● **What the exercise asks**
Quote every line below exactly as it reads.

Data excerpts
★ ★ ★ ★ ★ ★ ★

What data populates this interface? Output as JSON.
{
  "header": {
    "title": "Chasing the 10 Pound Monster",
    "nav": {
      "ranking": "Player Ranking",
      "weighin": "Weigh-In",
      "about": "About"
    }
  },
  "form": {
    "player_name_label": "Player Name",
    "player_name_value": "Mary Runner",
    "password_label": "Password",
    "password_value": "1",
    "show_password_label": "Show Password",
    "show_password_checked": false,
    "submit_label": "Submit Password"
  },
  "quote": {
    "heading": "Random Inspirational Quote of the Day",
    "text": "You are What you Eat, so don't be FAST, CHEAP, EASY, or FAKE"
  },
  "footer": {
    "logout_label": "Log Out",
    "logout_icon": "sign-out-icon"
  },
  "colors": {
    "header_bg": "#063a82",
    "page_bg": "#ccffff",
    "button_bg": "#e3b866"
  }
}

★ ★ ★ ★ ★ ★ ★

● **Answer below**
What data populates this interface? Output as JSON.
{
  "header": {
    "title": "Chasing the 10 Pound Monster",
    "nav": {
      "ranking": "Player Ranking",
      "weighin": "Weigh-In",
      "about": "About"
    }
  },
  "form": {
    "player_name_label": "Player Name",
    "player_name_value": "Mary Runner",
    "password_label": "Password",
    "password_value": "1",
    "show_password_label": "Show Password",
    "show_password_checked": false,
    "submit_label": "Submit Password"
  },
  "quote": {
    "heading": "Random Inspirational Quote of the Day",
    "text": "You are What you Eat, so don't be FAST, CHEAP, EASY, or FAKE"
  },
  "footer": {
    "logout_label": "Log Out",
    "logout_icon": "sign-out-icon"
  },
  "colors": {
    "header_bg": "#063a82",
    "page_bg": "#ccffff",
    "button_bg": "#e3b866"
  }
}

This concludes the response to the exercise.